In the entries below, find the lines with the word "Harghita" and copy them.

───── Working data

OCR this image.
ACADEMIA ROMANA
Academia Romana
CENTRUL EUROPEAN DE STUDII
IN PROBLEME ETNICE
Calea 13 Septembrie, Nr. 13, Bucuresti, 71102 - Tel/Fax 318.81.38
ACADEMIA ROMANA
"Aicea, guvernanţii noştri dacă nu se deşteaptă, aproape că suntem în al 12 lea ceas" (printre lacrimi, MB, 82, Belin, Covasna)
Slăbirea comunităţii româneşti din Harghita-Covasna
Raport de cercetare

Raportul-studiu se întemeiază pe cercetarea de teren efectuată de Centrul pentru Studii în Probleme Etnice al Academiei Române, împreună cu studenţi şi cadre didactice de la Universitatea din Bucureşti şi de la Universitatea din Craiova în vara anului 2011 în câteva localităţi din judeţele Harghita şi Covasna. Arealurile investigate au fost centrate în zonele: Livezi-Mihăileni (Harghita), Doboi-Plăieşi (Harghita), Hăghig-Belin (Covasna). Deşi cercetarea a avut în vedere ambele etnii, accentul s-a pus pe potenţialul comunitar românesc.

──────────

## Solution for this task
Slăbirea comunităţii româneşti din Harghita-Covasna
Raportul-studiu se întemeiază pe cercetarea de teren efectuată de Centrul pentru Studii în Probleme Etnice al Academiei Române, împreună cu studenţi şi cadre didactice de la Universitatea din Bucureşti şi de la Universitatea din Craiova în vara anului 2011 în câteva localităţi din judeţele Harghita şi Covasna. Arealurile investigate au fost centrate în zonele: Livezi-Mihăileni (Harghita), Doboi-Plăieşi (Harghita), Hăghig-Belin (Covasna). Deşi cercetarea a avut în vedere ambele etnii, accentul s-a pus pe potenţialul comunitar românesc.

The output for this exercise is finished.